Retype the records below exactly as they appear, but leave out any pictures.

[start Stored rows]

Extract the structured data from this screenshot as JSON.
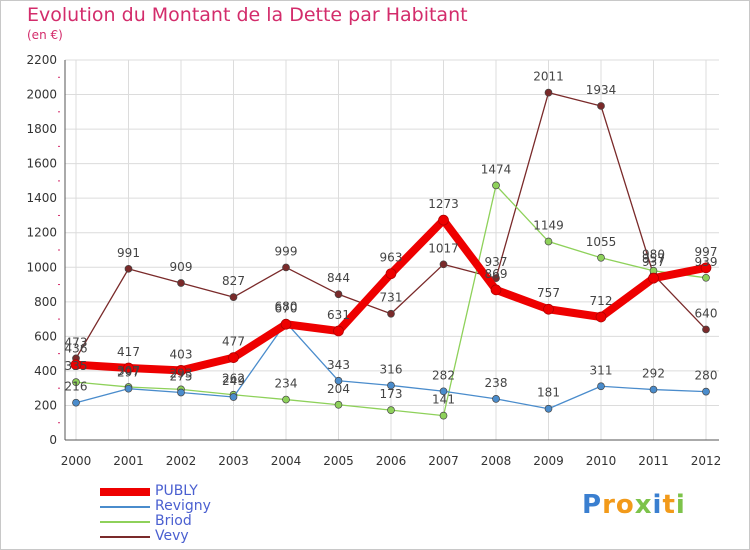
{
  "title": "Evolution du Montant de la Dette par Habitant",
  "subtitle": "(en €)",
  "logo": {
    "text": "Proxiti",
    "letters": [
      "P",
      "r",
      "o",
      "x",
      "i",
      "t",
      "i"
    ],
    "colors": [
      "#3a7fd0",
      "#f29a1a",
      "#f29a1a",
      "#7dc34a",
      "#3a7fd0",
      "#f29a1a",
      "#7dc34a"
    ]
  },
  "chart_data": {
    "type": "line",
    "x": [
      "2000",
      "2001",
      "2002",
      "2003",
      "2004",
      "2005",
      "2006",
      "2007",
      "2008",
      "2009",
      "2010",
      "2011",
      "2012"
    ],
    "ylim": [
      0,
      2200
    ],
    "yticks": [
      "0",
      "200",
      "400",
      "600",
      "800",
      "1000",
      "1200",
      "1400",
      "1600",
      "1800",
      "2000",
      "2200"
    ],
    "grid": true,
    "legend_position": "bottom-left",
    "series": [
      {
        "name": "PUBLY",
        "color": "#ee0000",
        "values": [
          436,
          417,
          403,
          477,
          670,
          631,
          963,
          1273,
          869,
          757,
          712,
          937,
          997
        ],
        "labels": [
          "436",
          "417",
          "403",
          "477",
          "670",
          "631",
          "963",
          "1273",
          "869",
          "757",
          "712",
          "937",
          "997"
        ]
      },
      {
        "name": "Revigny",
        "color": "#4a8ccc",
        "values": [
          216,
          297,
          275,
          249,
          680,
          343,
          316,
          282,
          238,
          181,
          311,
          292,
          280
        ],
        "labels": [
          "216",
          "297",
          "275",
          "249",
          "680",
          "343",
          "316",
          "282",
          "238",
          "181",
          "311",
          "292",
          "280"
        ]
      },
      {
        "name": "Briod",
        "color": "#8ed15a",
        "values": [
          335,
          307,
          293,
          262,
          234,
          204,
          173,
          141,
          1474,
          1149,
          1055,
          980,
          939
        ],
        "labels": [
          "335",
          "307",
          "293",
          "262",
          "234",
          "204",
          "173",
          "141",
          "1474",
          "1149",
          "1055",
          "980",
          "939"
        ]
      },
      {
        "name": "Vevy",
        "color": "#7a2a2a",
        "values": [
          473,
          991,
          909,
          827,
          999,
          844,
          731,
          1017,
          937,
          2011,
          1934,
          957,
          640
        ],
        "labels": [
          "473",
          "991",
          "909",
          "827",
          "999",
          "844",
          "731",
          "1017",
          "937",
          "2011",
          "1934",
          "957",
          "640"
        ]
      }
    ]
  }
}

[end Stored rows]

▸ **Answer to this problem**:
Extract the structured data from this screenshot as JSON.
{
  "title": "Evolution du Montant de la Dette par Habitant",
  "subtitle": "(en €)",
  "logo": {
    "text": "Proxiti",
    "letters": [
      "P",
      "r",
      "o",
      "x",
      "i",
      "t",
      "i"
    ],
    "colors": [
      "#3a7fd0",
      "#f29a1a",
      "#f29a1a",
      "#7dc34a",
      "#3a7fd0",
      "#f29a1a",
      "#7dc34a"
    ]
  },
  "chart_data": {
    "type": "line",
    "x": [
      "2000",
      "2001",
      "2002",
      "2003",
      "2004",
      "2005",
      "2006",
      "2007",
      "2008",
      "2009",
      "2010",
      "2011",
      "2012"
    ],
    "ylim": [
      0,
      2200
    ],
    "yticks": [
      "0",
      "200",
      "400",
      "600",
      "800",
      "1000",
      "1200",
      "1400",
      "1600",
      "1800",
      "2000",
      "2200"
    ],
    "grid": true,
    "legend_position": "bottom-left",
    "series": [
      {
        "name": "PUBLY",
        "color": "#ee0000",
        "values": [
          436,
          417,
          403,
          477,
          670,
          631,
          963,
          1273,
          869,
          757,
          712,
          937,
          997
        ],
        "labels": [
          "436",
          "417",
          "403",
          "477",
          "670",
          "631",
          "963",
          "1273",
          "869",
          "757",
          "712",
          "937",
          "997"
        ]
      },
      {
        "name": "Revigny",
        "color": "#4a8ccc",
        "values": [
          216,
          297,
          275,
          249,
          680,
          343,
          316,
          282,
          238,
          181,
          311,
          292,
          280
        ],
        "labels": [
          "216",
          "297",
          "275",
          "249",
          "680",
          "343",
          "316",
          "282",
          "238",
          "181",
          "311",
          "292",
          "280"
        ]
      },
      {
        "name": "Briod",
        "color": "#8ed15a",
        "values": [
          335,
          307,
          293,
          262,
          234,
          204,
          173,
          141,
          1474,
          1149,
          1055,
          980,
          939
        ],
        "labels": [
          "335",
          "307",
          "293",
          "262",
          "234",
          "204",
          "173",
          "141",
          "1474",
          "1149",
          "1055",
          "980",
          "939"
        ]
      },
      {
        "name": "Vevy",
        "color": "#7a2a2a",
        "values": [
          473,
          991,
          909,
          827,
          999,
          844,
          731,
          1017,
          937,
          2011,
          1934,
          957,
          640
        ],
        "labels": [
          "473",
          "991",
          "909",
          "827",
          "999",
          "844",
          "731",
          "1017",
          "937",
          "2011",
          "1934",
          "957",
          "640"
        ]
      }
    ]
  }
}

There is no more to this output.